• [YOUR OBJECTIVE]: Check every line of the material below for "color". Give the number of lines that have it, and only that.

• [DATA FOR THE TASK]:
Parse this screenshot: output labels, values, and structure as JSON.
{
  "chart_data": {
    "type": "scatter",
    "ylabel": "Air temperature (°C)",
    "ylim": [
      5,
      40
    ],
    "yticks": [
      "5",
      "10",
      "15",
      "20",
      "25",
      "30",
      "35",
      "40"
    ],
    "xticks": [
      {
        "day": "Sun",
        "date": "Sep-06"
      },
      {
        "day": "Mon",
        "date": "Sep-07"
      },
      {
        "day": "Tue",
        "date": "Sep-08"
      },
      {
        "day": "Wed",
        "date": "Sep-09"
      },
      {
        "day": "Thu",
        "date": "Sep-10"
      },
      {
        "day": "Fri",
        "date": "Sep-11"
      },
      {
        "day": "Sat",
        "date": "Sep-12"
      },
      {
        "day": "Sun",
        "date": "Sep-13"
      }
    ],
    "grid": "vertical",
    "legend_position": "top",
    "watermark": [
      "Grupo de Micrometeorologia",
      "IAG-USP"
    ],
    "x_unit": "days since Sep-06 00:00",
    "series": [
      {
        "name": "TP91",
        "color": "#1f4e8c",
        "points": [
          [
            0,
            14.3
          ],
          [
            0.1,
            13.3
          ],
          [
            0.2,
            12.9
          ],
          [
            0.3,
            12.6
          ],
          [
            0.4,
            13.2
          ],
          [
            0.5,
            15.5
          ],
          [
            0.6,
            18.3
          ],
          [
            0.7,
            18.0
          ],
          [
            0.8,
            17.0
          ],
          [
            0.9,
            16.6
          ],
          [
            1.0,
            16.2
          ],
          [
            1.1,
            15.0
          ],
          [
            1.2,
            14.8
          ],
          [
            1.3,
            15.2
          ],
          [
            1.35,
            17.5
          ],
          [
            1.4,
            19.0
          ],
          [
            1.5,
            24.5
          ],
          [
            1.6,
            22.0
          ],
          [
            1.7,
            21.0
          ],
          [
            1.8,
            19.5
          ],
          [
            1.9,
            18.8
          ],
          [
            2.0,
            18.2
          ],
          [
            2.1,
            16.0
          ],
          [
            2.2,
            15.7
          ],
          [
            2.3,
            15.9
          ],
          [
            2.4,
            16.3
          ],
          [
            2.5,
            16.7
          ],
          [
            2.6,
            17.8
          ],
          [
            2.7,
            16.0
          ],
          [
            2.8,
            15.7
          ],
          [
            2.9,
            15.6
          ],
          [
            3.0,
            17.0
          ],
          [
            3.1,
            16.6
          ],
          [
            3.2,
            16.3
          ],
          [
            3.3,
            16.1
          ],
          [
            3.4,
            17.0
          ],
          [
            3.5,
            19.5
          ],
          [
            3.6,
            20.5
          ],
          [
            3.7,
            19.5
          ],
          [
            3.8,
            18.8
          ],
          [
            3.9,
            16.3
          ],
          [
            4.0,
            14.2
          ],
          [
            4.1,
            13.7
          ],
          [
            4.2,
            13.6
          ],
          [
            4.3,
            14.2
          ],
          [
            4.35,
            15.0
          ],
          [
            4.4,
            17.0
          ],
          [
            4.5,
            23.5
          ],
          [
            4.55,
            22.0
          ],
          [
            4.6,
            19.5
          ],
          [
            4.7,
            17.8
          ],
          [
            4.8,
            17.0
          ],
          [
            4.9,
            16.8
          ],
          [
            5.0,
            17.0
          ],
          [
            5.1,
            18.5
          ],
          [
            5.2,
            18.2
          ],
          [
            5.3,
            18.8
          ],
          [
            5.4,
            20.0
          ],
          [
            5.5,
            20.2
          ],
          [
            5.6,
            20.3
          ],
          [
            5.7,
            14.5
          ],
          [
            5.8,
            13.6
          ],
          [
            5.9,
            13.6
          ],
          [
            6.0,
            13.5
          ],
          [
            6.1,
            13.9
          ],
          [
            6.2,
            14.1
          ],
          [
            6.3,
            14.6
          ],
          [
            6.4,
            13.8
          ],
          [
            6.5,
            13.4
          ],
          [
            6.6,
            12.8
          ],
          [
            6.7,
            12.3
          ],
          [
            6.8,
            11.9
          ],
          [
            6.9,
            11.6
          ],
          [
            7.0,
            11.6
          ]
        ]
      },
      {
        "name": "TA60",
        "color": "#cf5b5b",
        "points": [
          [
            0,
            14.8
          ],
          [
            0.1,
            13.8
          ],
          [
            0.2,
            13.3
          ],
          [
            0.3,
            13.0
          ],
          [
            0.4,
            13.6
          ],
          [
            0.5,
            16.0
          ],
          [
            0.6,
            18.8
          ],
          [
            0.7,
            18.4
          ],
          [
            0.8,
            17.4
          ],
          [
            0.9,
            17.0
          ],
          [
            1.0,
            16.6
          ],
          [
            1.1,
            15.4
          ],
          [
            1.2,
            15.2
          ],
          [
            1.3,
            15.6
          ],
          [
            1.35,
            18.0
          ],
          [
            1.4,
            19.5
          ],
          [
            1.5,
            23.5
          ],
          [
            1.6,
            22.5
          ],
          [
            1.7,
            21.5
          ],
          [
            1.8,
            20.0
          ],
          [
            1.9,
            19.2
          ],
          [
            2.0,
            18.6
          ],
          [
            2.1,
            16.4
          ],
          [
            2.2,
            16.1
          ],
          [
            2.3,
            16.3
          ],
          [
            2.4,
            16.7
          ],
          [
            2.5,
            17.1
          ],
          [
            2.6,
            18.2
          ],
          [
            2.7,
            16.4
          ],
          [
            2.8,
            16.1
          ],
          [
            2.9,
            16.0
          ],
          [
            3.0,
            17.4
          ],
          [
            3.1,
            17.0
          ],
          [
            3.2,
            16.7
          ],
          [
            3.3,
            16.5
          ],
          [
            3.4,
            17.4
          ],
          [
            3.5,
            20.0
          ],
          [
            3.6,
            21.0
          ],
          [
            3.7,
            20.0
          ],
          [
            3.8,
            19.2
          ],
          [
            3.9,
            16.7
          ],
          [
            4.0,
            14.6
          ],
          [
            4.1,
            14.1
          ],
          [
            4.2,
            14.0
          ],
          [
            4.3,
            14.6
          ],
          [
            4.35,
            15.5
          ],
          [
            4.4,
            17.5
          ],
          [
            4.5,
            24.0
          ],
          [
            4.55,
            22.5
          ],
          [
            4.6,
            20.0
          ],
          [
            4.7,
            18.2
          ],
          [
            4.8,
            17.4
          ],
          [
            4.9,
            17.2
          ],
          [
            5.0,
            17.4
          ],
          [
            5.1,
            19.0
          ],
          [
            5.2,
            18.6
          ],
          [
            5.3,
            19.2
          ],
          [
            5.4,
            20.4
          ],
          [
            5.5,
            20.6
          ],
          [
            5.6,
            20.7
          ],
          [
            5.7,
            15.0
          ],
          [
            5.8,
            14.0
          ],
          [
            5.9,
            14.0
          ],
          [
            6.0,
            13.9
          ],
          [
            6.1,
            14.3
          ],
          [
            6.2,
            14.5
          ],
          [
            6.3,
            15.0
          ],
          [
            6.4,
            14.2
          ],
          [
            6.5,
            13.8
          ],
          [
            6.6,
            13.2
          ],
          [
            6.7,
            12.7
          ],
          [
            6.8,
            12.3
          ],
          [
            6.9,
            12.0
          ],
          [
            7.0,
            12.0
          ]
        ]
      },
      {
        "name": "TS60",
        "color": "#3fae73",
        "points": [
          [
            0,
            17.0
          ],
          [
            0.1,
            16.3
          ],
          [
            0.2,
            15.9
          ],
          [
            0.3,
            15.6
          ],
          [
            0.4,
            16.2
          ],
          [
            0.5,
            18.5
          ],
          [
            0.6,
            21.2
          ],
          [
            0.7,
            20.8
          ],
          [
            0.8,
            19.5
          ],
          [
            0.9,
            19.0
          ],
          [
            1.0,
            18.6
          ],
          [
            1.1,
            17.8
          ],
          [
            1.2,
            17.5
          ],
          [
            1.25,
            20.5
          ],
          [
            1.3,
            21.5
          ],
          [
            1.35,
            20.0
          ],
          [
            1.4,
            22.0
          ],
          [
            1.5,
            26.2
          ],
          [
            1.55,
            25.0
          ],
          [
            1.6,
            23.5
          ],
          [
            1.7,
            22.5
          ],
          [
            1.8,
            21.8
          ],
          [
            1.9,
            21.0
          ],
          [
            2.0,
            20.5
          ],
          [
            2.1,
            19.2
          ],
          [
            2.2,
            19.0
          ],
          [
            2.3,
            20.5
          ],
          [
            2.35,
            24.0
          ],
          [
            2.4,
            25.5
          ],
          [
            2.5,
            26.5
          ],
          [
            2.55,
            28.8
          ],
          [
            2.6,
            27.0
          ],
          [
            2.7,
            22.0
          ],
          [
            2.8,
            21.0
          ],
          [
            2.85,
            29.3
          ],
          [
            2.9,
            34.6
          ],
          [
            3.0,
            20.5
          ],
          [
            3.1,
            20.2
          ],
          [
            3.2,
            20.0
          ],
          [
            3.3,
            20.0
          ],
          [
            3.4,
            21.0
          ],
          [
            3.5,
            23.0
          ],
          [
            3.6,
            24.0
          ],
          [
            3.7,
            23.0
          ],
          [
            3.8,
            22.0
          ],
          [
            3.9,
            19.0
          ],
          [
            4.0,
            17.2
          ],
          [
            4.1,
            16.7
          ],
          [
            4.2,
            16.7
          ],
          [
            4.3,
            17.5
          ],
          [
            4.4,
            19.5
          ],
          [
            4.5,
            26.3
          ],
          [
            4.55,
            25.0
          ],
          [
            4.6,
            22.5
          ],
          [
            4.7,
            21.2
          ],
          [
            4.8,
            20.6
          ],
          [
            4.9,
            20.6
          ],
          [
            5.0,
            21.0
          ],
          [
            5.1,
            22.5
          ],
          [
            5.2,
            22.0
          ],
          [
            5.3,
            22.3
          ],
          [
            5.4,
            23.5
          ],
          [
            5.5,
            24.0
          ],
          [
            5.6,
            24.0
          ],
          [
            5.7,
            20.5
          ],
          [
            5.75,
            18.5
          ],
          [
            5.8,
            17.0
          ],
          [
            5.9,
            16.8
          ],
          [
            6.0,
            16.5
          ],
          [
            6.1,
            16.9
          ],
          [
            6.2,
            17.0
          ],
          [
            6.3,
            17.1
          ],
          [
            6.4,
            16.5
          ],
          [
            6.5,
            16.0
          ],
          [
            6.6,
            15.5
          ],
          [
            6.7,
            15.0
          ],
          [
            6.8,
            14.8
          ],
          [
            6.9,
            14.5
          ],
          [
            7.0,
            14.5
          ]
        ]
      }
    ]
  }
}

• [FULL RESPONSE]: 3